### GIVEN RECORDS
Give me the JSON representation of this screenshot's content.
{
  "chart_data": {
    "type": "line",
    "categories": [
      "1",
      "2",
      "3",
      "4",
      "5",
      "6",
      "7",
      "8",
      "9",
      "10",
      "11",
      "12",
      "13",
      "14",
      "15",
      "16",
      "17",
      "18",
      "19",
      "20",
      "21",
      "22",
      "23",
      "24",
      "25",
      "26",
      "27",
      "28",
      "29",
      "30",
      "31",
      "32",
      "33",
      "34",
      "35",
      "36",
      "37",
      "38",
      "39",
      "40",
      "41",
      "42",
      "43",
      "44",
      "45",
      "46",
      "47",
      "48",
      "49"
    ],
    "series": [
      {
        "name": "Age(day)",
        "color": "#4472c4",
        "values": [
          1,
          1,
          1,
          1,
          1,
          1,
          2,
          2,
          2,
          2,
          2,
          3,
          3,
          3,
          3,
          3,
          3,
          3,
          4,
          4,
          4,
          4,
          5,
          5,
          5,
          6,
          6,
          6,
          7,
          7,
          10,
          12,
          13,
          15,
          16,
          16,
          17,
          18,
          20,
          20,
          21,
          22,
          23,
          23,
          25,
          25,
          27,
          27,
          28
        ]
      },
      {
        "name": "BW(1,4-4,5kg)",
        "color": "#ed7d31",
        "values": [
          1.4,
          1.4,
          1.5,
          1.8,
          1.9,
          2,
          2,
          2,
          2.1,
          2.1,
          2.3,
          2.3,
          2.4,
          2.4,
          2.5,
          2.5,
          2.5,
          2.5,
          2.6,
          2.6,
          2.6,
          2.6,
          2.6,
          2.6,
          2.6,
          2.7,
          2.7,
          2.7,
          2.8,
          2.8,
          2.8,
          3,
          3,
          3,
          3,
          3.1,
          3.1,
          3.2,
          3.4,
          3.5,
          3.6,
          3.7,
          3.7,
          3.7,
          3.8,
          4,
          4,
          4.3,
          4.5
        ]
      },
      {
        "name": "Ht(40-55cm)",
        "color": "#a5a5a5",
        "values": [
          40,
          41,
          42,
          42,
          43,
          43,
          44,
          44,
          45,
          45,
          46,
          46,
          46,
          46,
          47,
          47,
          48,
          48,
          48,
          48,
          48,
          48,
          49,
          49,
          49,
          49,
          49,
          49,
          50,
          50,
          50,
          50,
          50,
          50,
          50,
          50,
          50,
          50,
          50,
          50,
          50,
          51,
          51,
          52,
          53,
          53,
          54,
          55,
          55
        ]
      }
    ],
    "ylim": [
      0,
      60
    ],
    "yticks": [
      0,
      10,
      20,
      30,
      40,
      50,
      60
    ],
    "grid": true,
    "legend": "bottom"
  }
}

### PROMPT
Identify the lines above that contain the word "name", then copy them.

### EXERCISE RESPONSE
        "name": "Age(day)",
        "name": "BW(1,4-4,5kg)",
        "name": "Ht(40-55cm)",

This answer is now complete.